## WHAT IS ASKED
Find and return each line containing "trolley".

Source data
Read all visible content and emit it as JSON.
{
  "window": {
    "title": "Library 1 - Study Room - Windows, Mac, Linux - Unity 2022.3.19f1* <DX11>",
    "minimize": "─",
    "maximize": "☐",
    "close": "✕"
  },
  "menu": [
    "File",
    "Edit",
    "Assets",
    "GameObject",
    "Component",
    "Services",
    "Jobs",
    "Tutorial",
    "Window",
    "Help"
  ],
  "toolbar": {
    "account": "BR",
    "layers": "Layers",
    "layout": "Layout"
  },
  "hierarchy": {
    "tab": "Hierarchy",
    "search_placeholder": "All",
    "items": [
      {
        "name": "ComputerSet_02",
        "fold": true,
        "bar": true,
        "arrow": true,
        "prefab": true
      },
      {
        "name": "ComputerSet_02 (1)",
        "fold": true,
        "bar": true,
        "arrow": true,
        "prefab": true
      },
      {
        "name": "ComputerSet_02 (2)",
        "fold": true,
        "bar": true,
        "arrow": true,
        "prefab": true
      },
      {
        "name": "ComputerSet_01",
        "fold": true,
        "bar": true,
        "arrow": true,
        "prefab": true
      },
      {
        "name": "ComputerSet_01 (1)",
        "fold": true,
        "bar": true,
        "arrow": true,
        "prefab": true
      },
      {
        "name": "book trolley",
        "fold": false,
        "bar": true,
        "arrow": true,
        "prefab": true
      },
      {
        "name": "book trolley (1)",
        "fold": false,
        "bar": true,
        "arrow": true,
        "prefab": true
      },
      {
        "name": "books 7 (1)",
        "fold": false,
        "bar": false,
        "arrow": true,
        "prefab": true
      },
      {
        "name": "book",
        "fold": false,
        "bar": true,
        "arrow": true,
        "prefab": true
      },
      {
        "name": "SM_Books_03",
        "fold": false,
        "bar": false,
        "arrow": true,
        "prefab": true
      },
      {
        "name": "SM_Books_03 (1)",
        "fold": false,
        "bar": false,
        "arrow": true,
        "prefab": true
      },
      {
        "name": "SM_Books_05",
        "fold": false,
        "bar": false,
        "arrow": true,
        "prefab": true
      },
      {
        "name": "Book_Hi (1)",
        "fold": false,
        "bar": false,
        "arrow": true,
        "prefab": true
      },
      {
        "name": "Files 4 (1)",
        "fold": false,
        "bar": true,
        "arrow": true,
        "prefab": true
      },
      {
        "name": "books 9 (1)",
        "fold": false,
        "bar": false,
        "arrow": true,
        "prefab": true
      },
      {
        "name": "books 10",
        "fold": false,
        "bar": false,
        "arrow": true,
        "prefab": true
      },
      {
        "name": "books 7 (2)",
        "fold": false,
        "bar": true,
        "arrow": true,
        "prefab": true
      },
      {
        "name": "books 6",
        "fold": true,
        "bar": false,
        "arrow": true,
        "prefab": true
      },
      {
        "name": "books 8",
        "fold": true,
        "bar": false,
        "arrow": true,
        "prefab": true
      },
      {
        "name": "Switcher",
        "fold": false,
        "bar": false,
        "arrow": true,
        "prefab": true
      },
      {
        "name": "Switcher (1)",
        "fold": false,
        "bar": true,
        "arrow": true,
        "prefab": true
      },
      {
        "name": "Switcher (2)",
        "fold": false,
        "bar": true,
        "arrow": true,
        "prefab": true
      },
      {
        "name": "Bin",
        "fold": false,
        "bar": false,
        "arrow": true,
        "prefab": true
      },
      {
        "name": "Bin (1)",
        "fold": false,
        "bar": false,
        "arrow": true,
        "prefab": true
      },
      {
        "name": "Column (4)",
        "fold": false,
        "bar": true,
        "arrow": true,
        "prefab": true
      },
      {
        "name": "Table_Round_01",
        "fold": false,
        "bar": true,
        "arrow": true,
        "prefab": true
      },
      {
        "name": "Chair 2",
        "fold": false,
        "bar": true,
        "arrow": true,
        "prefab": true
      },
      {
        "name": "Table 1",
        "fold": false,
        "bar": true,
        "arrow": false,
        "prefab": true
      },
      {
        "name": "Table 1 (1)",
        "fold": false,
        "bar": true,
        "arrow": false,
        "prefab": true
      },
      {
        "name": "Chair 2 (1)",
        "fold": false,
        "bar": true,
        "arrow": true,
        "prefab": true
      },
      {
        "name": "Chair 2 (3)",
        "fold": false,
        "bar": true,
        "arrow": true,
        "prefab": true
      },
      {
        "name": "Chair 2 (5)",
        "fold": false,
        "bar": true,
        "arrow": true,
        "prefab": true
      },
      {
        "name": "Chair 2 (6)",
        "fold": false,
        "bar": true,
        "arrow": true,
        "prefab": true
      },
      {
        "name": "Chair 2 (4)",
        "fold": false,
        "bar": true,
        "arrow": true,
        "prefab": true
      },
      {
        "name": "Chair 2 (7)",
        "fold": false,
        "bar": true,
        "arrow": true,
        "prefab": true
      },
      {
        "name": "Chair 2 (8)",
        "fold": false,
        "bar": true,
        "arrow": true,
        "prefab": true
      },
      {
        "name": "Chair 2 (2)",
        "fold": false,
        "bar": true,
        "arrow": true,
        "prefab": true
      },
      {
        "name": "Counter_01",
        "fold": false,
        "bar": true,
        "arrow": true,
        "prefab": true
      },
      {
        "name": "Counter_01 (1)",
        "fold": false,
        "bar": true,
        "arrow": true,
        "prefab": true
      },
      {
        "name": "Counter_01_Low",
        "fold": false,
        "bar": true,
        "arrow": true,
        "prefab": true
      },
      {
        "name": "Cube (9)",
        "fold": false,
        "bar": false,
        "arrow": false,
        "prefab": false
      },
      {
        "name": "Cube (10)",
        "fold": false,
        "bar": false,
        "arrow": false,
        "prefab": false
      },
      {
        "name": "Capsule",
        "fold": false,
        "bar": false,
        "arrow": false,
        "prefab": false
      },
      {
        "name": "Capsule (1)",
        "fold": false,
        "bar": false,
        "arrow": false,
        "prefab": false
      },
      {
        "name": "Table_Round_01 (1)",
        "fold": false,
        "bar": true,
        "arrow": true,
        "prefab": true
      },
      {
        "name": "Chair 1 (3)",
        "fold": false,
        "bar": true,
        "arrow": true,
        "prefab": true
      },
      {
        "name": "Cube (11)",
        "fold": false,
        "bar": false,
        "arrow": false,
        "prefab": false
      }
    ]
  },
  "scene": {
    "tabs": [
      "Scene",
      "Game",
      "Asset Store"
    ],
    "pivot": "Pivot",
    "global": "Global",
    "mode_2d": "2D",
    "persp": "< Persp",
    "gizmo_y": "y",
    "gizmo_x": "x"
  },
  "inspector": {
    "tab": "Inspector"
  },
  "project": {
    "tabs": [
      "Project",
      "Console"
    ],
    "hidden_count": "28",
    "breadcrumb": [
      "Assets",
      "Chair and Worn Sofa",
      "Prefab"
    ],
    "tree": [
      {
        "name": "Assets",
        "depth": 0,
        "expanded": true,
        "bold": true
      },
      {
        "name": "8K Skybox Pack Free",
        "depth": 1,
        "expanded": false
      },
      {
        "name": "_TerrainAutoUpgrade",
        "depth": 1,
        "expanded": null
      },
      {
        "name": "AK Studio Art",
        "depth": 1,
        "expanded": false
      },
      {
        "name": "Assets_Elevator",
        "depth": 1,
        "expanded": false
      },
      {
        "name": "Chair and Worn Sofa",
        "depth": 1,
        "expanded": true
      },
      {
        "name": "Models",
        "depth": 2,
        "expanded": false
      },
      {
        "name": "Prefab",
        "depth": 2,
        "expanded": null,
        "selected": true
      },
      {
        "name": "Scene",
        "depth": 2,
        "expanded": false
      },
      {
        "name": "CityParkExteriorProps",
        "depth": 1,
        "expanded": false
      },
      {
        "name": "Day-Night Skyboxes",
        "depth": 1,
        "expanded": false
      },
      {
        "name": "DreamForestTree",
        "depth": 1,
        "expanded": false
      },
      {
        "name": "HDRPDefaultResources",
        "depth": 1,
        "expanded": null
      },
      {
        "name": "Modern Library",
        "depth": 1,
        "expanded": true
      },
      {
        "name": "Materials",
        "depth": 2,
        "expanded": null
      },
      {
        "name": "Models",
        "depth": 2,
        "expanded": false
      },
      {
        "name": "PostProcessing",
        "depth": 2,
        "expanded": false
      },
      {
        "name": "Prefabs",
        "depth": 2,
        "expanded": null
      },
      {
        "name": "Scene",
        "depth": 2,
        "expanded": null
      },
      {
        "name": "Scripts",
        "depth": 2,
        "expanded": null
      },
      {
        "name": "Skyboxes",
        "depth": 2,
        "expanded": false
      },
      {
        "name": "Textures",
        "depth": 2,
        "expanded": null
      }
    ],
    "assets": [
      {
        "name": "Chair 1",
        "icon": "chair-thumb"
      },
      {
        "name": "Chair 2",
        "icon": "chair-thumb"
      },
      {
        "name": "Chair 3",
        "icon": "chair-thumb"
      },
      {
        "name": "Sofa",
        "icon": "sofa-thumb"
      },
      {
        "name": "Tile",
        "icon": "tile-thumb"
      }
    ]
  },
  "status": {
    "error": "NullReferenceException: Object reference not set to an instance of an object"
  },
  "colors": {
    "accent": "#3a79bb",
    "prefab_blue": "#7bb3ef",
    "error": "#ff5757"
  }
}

## RESPONSE BELOW
        "name": "book trolley",
        "name": "book trolley (1)",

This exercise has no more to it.